*Task directions*
Go through the lines below. Copy those with "overview".

(Extracted data entries)
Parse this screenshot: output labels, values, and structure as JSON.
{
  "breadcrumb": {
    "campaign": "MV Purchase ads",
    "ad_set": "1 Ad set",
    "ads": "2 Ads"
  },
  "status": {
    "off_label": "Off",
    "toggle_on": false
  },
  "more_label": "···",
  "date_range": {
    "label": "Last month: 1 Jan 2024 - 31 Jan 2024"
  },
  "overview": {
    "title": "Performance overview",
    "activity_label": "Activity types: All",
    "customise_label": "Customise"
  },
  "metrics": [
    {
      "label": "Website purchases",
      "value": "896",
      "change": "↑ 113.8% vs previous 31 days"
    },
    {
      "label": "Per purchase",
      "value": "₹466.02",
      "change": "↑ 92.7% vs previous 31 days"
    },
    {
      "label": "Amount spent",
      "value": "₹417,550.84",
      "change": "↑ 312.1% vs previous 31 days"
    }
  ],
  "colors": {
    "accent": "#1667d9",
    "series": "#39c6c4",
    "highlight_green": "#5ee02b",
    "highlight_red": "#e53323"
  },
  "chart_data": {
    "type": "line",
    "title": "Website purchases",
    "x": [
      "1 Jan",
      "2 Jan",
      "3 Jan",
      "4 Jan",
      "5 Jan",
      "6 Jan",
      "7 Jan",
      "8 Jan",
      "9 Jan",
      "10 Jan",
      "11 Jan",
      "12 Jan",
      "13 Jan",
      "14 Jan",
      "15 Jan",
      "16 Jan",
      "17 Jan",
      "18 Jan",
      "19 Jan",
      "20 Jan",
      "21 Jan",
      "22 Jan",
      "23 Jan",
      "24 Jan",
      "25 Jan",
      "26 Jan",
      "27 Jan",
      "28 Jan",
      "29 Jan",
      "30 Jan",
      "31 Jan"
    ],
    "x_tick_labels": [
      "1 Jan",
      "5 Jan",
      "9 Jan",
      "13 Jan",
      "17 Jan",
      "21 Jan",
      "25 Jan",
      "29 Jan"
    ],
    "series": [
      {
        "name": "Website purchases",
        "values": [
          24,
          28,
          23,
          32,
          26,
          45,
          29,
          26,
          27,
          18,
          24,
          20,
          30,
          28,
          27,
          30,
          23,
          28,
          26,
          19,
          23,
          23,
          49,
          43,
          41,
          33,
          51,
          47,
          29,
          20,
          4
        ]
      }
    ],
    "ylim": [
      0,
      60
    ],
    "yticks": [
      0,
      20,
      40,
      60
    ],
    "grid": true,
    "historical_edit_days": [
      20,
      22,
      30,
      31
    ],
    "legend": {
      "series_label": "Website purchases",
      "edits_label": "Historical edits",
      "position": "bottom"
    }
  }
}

*The output*
  "overview": {
    "title": "Performance overview",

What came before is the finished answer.